**Input:**
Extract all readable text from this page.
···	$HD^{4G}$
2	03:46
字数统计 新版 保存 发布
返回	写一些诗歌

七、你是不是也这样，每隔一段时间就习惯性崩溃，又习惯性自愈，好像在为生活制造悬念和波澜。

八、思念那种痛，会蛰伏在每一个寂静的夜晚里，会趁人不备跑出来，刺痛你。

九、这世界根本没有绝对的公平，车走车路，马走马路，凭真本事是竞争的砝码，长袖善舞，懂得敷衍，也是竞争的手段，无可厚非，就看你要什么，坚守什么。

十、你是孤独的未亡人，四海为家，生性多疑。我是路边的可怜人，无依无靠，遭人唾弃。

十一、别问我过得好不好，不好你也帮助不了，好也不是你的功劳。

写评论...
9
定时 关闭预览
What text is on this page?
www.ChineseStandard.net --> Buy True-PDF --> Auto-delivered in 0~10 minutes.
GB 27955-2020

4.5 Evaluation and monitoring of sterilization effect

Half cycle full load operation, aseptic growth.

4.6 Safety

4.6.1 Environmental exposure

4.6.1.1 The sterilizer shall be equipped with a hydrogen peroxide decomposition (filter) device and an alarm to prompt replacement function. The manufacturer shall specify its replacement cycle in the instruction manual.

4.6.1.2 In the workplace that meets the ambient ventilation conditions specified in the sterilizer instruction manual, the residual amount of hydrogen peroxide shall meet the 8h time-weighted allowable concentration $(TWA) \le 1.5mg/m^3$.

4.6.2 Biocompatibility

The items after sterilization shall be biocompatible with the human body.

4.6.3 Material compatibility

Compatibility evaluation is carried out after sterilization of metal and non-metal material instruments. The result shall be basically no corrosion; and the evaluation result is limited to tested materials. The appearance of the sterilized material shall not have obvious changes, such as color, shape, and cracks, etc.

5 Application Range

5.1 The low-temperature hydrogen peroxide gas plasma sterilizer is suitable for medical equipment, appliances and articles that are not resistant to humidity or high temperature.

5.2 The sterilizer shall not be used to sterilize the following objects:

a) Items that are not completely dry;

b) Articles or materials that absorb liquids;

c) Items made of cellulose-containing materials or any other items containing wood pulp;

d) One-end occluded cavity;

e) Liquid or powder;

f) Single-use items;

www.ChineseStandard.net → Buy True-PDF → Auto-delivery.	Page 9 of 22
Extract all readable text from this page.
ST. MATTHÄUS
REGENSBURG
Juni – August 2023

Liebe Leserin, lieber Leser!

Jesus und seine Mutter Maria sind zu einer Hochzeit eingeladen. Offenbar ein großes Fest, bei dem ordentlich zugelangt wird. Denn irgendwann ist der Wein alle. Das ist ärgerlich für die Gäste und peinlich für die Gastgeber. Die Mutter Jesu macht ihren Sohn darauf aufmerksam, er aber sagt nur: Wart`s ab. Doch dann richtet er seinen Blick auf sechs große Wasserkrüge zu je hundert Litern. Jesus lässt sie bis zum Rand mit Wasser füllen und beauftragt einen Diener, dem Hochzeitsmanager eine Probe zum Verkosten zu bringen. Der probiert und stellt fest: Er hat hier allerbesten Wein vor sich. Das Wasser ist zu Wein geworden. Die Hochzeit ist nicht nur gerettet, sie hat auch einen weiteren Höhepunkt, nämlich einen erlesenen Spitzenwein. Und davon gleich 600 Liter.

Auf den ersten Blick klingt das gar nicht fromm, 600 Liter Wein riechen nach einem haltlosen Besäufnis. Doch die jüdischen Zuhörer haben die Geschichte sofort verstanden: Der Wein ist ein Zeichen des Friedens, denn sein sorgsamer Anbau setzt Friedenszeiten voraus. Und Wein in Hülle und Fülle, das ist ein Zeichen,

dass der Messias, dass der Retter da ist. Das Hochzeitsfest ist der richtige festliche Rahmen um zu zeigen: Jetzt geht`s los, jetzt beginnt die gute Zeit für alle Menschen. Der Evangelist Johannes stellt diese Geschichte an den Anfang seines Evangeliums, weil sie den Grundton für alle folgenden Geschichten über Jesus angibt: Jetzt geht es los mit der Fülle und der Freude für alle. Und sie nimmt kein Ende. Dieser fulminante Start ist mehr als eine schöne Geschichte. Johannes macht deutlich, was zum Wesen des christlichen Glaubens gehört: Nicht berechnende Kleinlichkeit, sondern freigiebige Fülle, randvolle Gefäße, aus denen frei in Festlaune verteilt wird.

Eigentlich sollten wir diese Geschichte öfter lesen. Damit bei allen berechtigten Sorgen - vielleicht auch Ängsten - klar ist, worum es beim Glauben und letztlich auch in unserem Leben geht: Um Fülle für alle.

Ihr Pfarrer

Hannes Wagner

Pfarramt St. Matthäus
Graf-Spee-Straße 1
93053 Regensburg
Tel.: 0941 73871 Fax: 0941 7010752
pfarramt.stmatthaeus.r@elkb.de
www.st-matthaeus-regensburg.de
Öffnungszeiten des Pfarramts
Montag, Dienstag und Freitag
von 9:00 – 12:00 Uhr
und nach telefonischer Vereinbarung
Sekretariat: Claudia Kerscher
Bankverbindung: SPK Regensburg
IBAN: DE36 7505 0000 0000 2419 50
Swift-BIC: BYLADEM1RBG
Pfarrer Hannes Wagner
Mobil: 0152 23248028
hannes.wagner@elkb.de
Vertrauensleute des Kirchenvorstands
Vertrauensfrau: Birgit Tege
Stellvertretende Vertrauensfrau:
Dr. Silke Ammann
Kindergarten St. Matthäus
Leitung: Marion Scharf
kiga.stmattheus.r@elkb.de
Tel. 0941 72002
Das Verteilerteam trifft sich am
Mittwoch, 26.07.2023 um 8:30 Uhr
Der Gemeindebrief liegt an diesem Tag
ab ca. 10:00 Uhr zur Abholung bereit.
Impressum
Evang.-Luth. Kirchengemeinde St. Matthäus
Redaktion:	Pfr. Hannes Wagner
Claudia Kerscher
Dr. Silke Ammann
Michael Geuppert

**Problem details:**
Repeat the material above in full, keeping every word.

**Task solution:**
Extract all readable text from this page.
···	$HD^{4G}$
2	03:46
字数统计 新版 保存 发布
返回	写一些诗歌

七、你是不是也这样，每隔一段时间就习惯性崩溃，又习惯性自愈，好像在为生活制造悬念和波澜。

八、思念那种痛，会蛰伏在每一个寂静的夜晚里，会趁人不备跑出来，刺痛你。

九、这世界根本没有绝对的公平，车走车路，马走马路，凭真本事是竞争的砝码，长袖善舞，懂得敷衍，也是竞争的手段，无可厚非，就看你要什么，坚守什么。

十、你是孤独的未亡人，四海为家，生性多疑。我是路边的可怜人，无依无靠，遭人唾弃。

十一、别问我过得好不好，不好你也帮助不了，好也不是你的功劳。

写评论...
9
定时 关闭预览
What text is on this page?
www.ChineseStandard.net --> Buy True-PDF --> Auto-delivered in 0~10 minutes.
GB 27955-2020

4.5 Evaluation and monitoring of sterilization effect

Half cycle full load operation, aseptic growth.

4.6 Safety

4.6.1 Environmental exposure

4.6.1.1 The sterilizer shall be equipped with a hydrogen peroxide decomposition (filter) device and an alarm to prompt replacement function. The manufacturer shall specify its replacement cycle in the instruction manual.

4.6.1.2 In the workplace that meets the ambient ventilation conditions specified in the sterilizer instruction manual, the residual amount of hydrogen peroxide shall meet the 8h time-weighted allowable concentration $(TWA) \le 1.5mg/m^3$.

4.6.2 Biocompatibility

The items after sterilization shall be biocompatible with the human body.

4.6.3 Material compatibility

Compatibility evaluation is carried out after sterilization of metal and non-metal material instruments. The result shall be basically no corrosion; and the evaluation result is limited to tested materials. The appearance of the sterilized material shall not have obvious changes, such as color, shape, and cracks, etc.

5 Application Range

5.1 The low-temperature hydrogen peroxide gas plasma sterilizer is suitable for medical equipment, appliances and articles that are not resistant to humidity or high temperature.

5.2 The sterilizer shall not be used to sterilize the following objects:

a) Items that are not completely dry;

b) Articles or materials that absorb liquids;

c) Items made of cellulose-containing materials or any other items containing wood pulp;

d) One-end occluded cavity;

e) Liquid or powder;

f) Single-use items;

www.ChineseStandard.net → Buy True-PDF → Auto-delivery.	Page 9 of 22
Extract all readable text from this page.
ST. MATTHÄUS
REGENSBURG
Juni – August 2023

Liebe Leserin, lieber Leser!

Jesus und seine Mutter Maria sind zu einer Hochzeit eingeladen. Offenbar ein großes Fest, bei dem ordentlich zugelangt wird. Denn irgendwann ist der Wein alle. Das ist ärgerlich für die Gäste und peinlich für die Gastgeber. Die Mutter Jesu macht ihren Sohn darauf aufmerksam, er aber sagt nur: Wart`s ab. Doch dann richtet er seinen Blick auf sechs große Wasserkrüge zu je hundert Litern. Jesus lässt sie bis zum Rand mit Wasser füllen und beauftragt einen Diener, dem Hochzeitsmanager eine Probe zum Verkosten zu bringen. Der probiert und stellt fest: Er hat hier allerbesten Wein vor sich. Das Wasser ist zu Wein geworden. Die Hochzeit ist nicht nur gerettet, sie hat auch einen weiteren Höhepunkt, nämlich einen erlesenen Spitzenwein. Und davon gleich 600 Liter.

Auf den ersten Blick klingt das gar nicht fromm, 600 Liter Wein riechen nach einem haltlosen Besäufnis. Doch die jüdischen Zuhörer haben die Geschichte sofort verstanden: Der Wein ist ein Zeichen des Friedens, denn sein sorgsamer Anbau setzt Friedenszeiten voraus. Und Wein in Hülle und Fülle, das ist ein Zeichen,

dass der Messias, dass der Retter da ist. Das Hochzeitsfest ist der richtige festliche Rahmen um zu zeigen: Jetzt geht`s los, jetzt beginnt die gute Zeit für alle Menschen. Der Evangelist Johannes stellt diese Geschichte an den Anfang seines Evangeliums, weil sie den Grundton für alle folgenden Geschichten über Jesus angibt: Jetzt geht es los mit der Fülle und der Freude für alle. Und sie nimmt kein Ende. Dieser fulminante Start ist mehr als eine schöne Geschichte. Johannes macht deutlich, was zum Wesen des christlichen Glaubens gehört: Nicht berechnende Kleinlichkeit, sondern freigiebige Fülle, randvolle Gefäße, aus denen frei in Festlaune verteilt wird.

Eigentlich sollten wir diese Geschichte öfter lesen. Damit bei allen berechtigten Sorgen - vielleicht auch Ängsten - klar ist, worum es beim Glauben und letztlich auch in unserem Leben geht: Um Fülle für alle.

Ihr Pfarrer

Hannes Wagner

Pfarramt St. Matthäus
Graf-Spee-Straße 1
93053 Regensburg
Tel.: 0941 73871 Fax: 0941 7010752
pfarramt.stmatthaeus.r@elkb.de
www.st-matthaeus-regensburg.de
Öffnungszeiten des Pfarramts
Montag, Dienstag und Freitag
von 9:00 – 12:00 Uhr
und nach telefonischer Vereinbarung
Sekretariat: Claudia Kerscher
Bankverbindung: SPK Regensburg
IBAN: DE36 7505 0000 0000 2419 50
Swift-BIC: BYLADEM1RBG
Pfarrer Hannes Wagner
Mobil: 0152 23248028
hannes.wagner@elkb.de
Vertrauensleute des Kirchenvorstands
Vertrauensfrau: Birgit Tege
Stellvertretende Vertrauensfrau:
Dr. Silke Ammann
Kindergarten St. Matthäus
Leitung: Marion Scharf
kiga.stmattheus.r@elkb.de
Tel. 0941 72002
Das Verteilerteam trifft sich am
Mittwoch, 26.07.2023 um 8:30 Uhr
Der Gemeindebrief liegt an diesem Tag
ab ca. 10:00 Uhr zur Abholung bereit.
Impressum
Evang.-Luth. Kirchengemeinde St. Matthäus
Redaktion:	Pfr. Hannes Wagner
Claudia Kerscher
Dr. Silke Ammann
Michael Geuppert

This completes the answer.